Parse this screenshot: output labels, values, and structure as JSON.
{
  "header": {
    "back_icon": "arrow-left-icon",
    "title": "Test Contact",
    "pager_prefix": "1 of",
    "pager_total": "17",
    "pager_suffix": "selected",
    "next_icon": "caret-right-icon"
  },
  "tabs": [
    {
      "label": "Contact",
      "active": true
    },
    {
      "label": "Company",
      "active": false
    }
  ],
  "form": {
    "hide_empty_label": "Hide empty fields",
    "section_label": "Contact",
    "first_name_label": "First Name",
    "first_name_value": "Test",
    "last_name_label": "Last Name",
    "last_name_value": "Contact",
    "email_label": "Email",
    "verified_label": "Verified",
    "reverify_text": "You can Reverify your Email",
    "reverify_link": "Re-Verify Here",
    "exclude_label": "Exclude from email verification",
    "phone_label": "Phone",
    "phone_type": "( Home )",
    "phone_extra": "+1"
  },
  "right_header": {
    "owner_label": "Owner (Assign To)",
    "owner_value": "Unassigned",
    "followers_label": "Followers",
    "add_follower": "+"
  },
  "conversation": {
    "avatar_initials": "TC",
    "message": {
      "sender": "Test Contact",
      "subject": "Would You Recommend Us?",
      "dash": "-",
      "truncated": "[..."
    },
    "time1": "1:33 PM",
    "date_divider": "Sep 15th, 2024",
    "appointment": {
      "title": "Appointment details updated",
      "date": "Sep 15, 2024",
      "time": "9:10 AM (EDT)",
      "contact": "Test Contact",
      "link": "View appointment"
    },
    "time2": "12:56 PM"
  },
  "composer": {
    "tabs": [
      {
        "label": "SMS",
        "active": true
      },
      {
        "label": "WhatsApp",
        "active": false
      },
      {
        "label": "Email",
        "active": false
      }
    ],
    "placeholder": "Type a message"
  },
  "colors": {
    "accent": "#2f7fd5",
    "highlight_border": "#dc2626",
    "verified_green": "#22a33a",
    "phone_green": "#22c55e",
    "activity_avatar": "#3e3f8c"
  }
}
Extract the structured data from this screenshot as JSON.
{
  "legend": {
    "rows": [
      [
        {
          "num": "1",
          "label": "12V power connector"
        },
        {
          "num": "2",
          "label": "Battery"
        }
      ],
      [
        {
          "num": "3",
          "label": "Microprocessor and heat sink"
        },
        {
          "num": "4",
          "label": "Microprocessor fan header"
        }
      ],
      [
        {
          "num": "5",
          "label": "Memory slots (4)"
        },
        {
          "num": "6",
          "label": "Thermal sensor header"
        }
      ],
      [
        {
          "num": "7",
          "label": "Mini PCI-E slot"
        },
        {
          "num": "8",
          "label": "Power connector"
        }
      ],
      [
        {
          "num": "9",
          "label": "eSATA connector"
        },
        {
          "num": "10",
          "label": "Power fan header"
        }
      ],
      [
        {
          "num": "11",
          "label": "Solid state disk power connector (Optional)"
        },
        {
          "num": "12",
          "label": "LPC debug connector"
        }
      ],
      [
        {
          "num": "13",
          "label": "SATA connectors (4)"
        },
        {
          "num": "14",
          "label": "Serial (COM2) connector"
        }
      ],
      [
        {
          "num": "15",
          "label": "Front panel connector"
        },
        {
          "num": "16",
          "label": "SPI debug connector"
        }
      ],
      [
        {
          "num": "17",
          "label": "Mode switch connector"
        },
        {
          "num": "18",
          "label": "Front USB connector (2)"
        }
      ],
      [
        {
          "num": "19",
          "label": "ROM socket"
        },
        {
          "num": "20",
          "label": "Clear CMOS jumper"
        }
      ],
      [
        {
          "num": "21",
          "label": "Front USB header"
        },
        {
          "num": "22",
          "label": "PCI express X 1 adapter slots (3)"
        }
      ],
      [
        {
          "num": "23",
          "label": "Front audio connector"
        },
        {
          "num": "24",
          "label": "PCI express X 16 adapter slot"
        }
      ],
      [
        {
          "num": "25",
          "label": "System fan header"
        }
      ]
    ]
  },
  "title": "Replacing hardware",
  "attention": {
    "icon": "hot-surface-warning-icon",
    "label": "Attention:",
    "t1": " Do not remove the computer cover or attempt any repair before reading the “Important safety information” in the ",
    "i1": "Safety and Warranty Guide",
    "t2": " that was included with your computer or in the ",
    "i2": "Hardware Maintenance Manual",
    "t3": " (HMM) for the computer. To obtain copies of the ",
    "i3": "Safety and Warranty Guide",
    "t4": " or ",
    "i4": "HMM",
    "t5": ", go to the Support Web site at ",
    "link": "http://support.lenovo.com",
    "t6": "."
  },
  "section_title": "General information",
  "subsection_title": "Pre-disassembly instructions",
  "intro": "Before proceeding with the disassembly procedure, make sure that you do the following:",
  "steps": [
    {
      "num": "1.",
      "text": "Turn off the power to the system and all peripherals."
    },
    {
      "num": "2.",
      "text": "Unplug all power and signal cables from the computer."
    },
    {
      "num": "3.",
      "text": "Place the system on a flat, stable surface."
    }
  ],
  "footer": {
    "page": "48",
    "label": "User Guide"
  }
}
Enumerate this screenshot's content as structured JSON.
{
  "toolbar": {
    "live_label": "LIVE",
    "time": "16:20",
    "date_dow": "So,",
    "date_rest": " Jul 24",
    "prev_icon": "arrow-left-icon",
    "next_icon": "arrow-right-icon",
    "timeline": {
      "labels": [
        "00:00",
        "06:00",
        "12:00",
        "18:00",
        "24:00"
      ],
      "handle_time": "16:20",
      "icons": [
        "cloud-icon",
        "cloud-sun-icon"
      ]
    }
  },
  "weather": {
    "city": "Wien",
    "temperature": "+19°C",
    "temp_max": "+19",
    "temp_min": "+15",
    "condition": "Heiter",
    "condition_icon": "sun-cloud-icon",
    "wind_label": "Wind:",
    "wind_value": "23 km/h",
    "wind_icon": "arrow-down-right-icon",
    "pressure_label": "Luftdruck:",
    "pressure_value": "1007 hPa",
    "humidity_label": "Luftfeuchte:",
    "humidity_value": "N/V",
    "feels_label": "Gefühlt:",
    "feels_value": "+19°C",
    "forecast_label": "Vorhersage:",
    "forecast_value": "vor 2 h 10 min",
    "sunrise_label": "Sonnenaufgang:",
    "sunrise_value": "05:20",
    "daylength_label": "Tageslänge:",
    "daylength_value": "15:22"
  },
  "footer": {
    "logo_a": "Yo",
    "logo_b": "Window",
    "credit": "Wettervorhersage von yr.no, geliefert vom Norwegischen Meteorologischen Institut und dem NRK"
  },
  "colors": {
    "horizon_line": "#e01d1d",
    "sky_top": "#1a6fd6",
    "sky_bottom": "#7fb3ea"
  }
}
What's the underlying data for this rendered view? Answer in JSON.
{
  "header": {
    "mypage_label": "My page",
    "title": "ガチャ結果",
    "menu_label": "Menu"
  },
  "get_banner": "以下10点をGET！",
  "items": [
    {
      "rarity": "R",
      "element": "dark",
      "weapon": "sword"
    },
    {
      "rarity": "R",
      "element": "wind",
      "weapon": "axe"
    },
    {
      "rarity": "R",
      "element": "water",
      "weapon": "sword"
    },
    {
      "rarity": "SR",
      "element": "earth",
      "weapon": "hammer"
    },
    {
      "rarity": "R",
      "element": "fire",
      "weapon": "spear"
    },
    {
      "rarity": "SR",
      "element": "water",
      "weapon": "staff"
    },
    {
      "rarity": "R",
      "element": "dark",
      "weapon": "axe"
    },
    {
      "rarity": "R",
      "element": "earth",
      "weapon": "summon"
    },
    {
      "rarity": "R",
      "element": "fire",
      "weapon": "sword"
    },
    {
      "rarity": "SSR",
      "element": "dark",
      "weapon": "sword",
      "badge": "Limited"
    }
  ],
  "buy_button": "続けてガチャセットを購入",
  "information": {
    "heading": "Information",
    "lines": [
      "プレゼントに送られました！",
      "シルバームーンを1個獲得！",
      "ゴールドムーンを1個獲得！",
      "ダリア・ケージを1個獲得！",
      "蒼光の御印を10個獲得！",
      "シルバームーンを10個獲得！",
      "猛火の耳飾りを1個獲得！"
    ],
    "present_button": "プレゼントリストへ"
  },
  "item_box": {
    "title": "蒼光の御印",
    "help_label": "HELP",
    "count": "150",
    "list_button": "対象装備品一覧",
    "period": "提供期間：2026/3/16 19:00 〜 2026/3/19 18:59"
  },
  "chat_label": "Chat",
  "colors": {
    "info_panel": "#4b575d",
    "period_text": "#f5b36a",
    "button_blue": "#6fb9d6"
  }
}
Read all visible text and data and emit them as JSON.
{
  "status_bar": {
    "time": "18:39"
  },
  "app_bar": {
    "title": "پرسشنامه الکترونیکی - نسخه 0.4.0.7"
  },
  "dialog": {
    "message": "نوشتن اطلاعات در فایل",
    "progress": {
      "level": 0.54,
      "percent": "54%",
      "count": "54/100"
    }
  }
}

Requirement: Work out how many lines of the data above hold the word "JSON", and write only the count.

Result for this exercise: 5